## Liste des consignes
1: Indiquez si chacun des énoncés suivants est conforme à l'extrait fourni, en répondant par oui ou par non et en citant textuellement les mots qui en décident : (a) la Journée mondiale de l'eau s'est tenue un 22 mars ; (b) le texte est rapporté au nom de la commission des finances ; (c) certains étés, des régions entières subissent le rationnement de l'eau et l'interdiction de certains usages.
2: Recopiez les lignes des données en commençant par la toute première et en allant jusqu'à la ligne qui contient "date-label: 10 bbox=[145, 341, 152, 347]", celle-ci comprise. Substituez "candle-rect" à "candle-body" partout, sans rien changer d'autre.

## Extrait fourni
· · · · · · ·

Il s'agit en effet du premier texte que je suis chargé de rapporter au nom de la commission de l'aménagement du territoire et du développement durable depuis mon élection au Sénat : en quelque sorte, pour m'inscrire dans le sujet qui nous intéresse, je me jette à l'eau...
La Journée mondiale de l'eau du 22 mars dernier a rappelé combien la question de l'accès à l'eau potable reste prégnante dans le monde. Il y a là un sujet dont personne ne peut se désintéresser, qui s'aggrave à certains endroits du monde, et m'apparaît comme le défi du siècle, y compris pour notre pays, malgré la relative abondance de l'eau sous nos latitudes. Depuis peu, des régions entières connaissent certains étés un stress hydrique qui conduit au rationnement de la ressource et à l'interdiction de certains usages.

· · · · · · ·

## Les données
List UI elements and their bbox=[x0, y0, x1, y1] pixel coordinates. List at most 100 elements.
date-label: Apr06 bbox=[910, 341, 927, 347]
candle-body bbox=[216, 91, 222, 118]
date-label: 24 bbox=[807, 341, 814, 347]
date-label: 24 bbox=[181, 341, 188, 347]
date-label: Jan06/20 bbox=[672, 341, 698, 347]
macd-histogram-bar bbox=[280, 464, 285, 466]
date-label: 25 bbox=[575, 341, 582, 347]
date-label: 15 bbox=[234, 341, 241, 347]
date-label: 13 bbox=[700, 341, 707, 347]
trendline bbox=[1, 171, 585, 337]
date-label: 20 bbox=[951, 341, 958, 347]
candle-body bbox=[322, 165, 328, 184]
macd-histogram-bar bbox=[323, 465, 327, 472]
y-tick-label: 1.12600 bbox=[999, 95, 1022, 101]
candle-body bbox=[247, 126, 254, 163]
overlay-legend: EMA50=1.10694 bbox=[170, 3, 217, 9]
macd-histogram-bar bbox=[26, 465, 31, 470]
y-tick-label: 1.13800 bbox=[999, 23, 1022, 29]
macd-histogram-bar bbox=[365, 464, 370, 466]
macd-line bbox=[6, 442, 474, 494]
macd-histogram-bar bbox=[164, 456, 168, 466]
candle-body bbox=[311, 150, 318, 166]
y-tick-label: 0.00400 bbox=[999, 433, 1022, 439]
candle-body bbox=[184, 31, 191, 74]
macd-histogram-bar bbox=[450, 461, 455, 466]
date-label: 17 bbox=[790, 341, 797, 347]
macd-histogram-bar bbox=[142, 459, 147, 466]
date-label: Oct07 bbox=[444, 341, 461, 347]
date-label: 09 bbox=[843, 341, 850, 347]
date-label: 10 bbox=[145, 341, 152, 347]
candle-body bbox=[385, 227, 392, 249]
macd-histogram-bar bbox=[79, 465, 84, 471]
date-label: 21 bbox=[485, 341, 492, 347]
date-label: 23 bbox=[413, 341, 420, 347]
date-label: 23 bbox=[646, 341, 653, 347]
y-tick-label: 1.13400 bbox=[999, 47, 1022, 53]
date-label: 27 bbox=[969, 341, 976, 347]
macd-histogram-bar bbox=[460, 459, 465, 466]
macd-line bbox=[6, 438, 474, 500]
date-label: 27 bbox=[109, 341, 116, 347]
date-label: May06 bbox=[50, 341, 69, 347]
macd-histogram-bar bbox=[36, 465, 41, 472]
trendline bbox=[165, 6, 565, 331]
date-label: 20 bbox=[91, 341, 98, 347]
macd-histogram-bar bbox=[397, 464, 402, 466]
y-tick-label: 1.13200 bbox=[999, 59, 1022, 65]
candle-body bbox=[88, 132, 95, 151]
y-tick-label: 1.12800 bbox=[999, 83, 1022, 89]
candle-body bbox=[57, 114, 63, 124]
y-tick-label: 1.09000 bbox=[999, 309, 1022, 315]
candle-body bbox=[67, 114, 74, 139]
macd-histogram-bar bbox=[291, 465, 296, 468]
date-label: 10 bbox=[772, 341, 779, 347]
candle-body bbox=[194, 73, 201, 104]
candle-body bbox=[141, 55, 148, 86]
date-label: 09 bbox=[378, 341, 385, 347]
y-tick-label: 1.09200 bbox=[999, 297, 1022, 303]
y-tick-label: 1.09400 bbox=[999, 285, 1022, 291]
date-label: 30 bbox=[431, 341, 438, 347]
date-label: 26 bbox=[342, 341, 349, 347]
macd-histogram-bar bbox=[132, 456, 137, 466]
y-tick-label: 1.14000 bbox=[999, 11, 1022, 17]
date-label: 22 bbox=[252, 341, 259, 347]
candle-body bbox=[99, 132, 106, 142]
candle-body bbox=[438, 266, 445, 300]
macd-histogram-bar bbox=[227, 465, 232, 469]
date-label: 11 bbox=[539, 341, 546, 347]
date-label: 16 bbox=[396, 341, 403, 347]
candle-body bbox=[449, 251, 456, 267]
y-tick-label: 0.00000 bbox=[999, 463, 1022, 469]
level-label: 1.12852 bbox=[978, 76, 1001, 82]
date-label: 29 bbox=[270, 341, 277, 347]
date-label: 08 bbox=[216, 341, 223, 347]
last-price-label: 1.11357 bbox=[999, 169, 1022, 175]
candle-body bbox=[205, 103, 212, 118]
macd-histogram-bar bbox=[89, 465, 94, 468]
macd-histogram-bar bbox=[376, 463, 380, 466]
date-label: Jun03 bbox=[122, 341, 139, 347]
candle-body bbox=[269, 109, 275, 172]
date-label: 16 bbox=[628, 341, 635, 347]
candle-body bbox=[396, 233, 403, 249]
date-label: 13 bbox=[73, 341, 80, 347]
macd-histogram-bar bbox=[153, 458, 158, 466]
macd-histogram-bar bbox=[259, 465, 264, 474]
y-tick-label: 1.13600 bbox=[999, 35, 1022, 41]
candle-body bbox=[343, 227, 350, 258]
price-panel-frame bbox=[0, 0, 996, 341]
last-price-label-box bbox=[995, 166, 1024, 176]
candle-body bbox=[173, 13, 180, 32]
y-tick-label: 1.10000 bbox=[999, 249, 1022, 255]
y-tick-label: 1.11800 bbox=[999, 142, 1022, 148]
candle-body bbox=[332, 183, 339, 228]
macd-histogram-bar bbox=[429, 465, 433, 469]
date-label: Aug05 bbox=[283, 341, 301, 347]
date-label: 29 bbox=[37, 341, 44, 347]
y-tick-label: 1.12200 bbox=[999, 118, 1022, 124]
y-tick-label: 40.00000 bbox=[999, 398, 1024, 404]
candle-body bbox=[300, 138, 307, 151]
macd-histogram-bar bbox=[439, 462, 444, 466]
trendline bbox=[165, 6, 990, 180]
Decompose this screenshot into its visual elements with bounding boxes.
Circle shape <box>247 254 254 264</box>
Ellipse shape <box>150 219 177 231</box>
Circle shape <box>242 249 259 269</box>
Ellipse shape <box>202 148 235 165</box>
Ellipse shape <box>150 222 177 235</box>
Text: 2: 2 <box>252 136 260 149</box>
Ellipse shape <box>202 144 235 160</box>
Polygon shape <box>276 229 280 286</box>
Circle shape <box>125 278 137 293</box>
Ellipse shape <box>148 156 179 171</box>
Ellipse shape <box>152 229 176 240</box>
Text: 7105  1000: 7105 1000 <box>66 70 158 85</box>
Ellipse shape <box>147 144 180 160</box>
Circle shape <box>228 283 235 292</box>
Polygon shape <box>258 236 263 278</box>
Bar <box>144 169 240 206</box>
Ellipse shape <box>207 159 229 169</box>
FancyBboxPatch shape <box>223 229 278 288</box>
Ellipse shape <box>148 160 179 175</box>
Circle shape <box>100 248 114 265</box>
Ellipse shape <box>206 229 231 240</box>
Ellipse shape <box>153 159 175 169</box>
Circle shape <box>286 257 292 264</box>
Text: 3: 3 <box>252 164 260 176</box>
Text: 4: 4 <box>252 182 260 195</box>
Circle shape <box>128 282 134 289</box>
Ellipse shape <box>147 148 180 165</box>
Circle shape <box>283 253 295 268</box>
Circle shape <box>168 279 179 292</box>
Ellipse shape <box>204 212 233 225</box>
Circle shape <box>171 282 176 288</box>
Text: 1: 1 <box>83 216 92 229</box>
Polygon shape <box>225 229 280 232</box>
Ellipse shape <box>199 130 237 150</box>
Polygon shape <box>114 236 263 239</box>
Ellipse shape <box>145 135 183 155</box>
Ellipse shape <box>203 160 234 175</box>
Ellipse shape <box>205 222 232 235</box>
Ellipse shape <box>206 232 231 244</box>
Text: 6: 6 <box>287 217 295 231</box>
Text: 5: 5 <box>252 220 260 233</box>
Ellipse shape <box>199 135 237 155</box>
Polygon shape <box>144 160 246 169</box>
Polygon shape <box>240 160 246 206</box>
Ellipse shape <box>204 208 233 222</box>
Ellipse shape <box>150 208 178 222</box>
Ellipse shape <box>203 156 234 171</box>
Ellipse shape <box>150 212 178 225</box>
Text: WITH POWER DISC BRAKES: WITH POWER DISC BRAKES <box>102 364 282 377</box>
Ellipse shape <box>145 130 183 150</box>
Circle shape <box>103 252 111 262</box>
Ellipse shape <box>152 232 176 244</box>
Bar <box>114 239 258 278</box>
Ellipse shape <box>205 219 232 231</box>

· · · · · · ·

## Réponses attendues
1:
(a) Oui : « La Journée mondiale de l'eau du 22 mars dernier ».
(b) Non : « au nom de la commission de l'aménagement du territoire et du développement durable ».
(c) Oui : « des régions entières connaissent certains étés un stress hydrique qui conduit au rationnement de la ressource et à l'interdiction de certains usages ».

2:
List UI elements and their bbox=[x0, y0, x1, y1] pixel coordinates. List at most 100 elements.
date-label: Apr06 bbox=[910, 341, 927, 347]
candle-rect bbox=[216, 91, 222, 118]
date-label: 24 bbox=[807, 341, 814, 347]
date-label: 24 bbox=[181, 341, 188, 347]
date-label: Jan06/20 bbox=[672, 341, 698, 347]
macd-histogram-bar bbox=[280, 464, 285, 466]
date-label: 25 bbox=[575, 341, 582, 347]
date-label: 15 bbox=[234, 341, 241, 347]
date-label: 13 bbox=[700, 341, 707, 347]
trendline bbox=[1, 171, 585, 337]
date-label: 20 bbox=[951, 341, 958, 347]
candle-rect bbox=[322, 165, 328, 184]
macd-histogram-bar bbox=[323, 465, 327, 472]
y-tick-label: 1.12600 bbox=[999, 95, 1022, 101]
candle-rect bbox=[247, 126, 254, 163]
overlay-legend: EMA50=1.10694 bbox=[170, 3, 217, 9]
macd-histogram-bar bbox=[26, 465, 31, 470]
y-tick-label: 1.13800 bbox=[999, 23, 1022, 29]
macd-histogram-bar bbox=[365, 464, 370, 466]
macd-line bbox=[6, 442, 474, 494]
macd-histogram-bar bbox=[164, 456, 168, 466]
candle-rect bbox=[311, 150, 318, 166]
y-tick-label: 0.00400 bbox=[999, 433, 1022, 439]
candle-rect bbox=[184, 31, 191, 74]
macd-histogram-bar bbox=[450, 461, 455, 466]
date-label: 17 bbox=[790, 341, 797, 347]
macd-histogram-bar bbox=[142, 459, 147, 466]
date-label: Oct07 bbox=[444, 341, 461, 347]
date-label: 09 bbox=[843, 341, 850, 347]
date-label: 10 bbox=[145, 341, 152, 347]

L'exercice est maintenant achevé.